* REQUIRED WORK
Repeat each entry as written and leave the images out of the copy.

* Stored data
● ● ● ● ● ● ●
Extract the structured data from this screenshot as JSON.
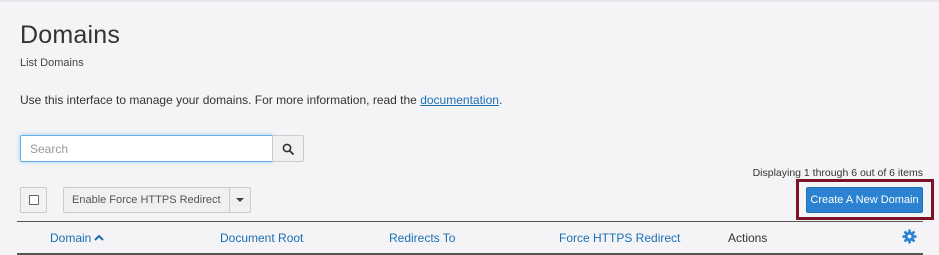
{
  "page": {
    "title": "Domains",
    "subtitle": "List Domains",
    "intro_text": "Use this interface to manage your domains. For more information, read the ",
    "intro_link": "documentation",
    "intro_end": "."
  },
  "search": {
    "placeholder": "Search",
    "value": ""
  },
  "display_count": "Displaying 1 through 6 out of 6 items",
  "toolbar": {
    "force_https_label": "Enable Force HTTPS Redirect",
    "create_label": "Create A New Domain"
  },
  "table": {
    "columns": [
      {
        "label": "Domain",
        "sortable": true,
        "sort": "ascending"
      },
      {
        "label": "Document Root",
        "sortable": true
      },
      {
        "label": "Redirects To",
        "sortable": true
      },
      {
        "label": "Force HTTPS Redirect",
        "sortable": true
      },
      {
        "label": "Actions",
        "sortable": false
      }
    ]
  },
  "colors": {
    "accent": "#2a82d0",
    "link": "#1a6fb3",
    "highlight": "#7d1326",
    "background": "#f4f4f6"
  },
  "icons": {
    "search": "search-icon",
    "sort": "sort-ascending-icon",
    "settings": "gear-icon",
    "dropdown": "caret-down-icon"
  }
}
● ● ● ● ● ● ●
* WRITTEN SOLUTION
Extract the structured data from this screenshot as JSON.
{
  "page": {
    "title": "Domains",
    "subtitle": "List Domains",
    "intro_text": "Use this interface to manage your domains. For more information, read the ",
    "intro_link": "documentation",
    "intro_end": "."
  },
  "search": {
    "placeholder": "Search",
    "value": ""
  },
  "display_count": "Displaying 1 through 6 out of 6 items",
  "toolbar": {
    "force_https_label": "Enable Force HTTPS Redirect",
    "create_label": "Create A New Domain"
  },
  "table": {
    "columns": [
      {
        "label": "Domain",
        "sortable": true,
        "sort": "ascending"
      },
      {
        "label": "Document Root",
        "sortable": true
      },
      {
        "label": "Redirects To",
        "sortable": true
      },
      {
        "label": "Force HTTPS Redirect",
        "sortable": true
      },
      {
        "label": "Actions",
        "sortable": false
      }
    ]
  },
  "colors": {
    "accent": "#2a82d0",
    "link": "#1a6fb3",
    "highlight": "#7d1326",
    "background": "#f4f4f6"
  },
  "icons": {
    "search": "search-icon",
    "sort": "sort-ascending-icon",
    "settings": "gear-icon",
    "dropdown": "caret-down-icon"
  }
}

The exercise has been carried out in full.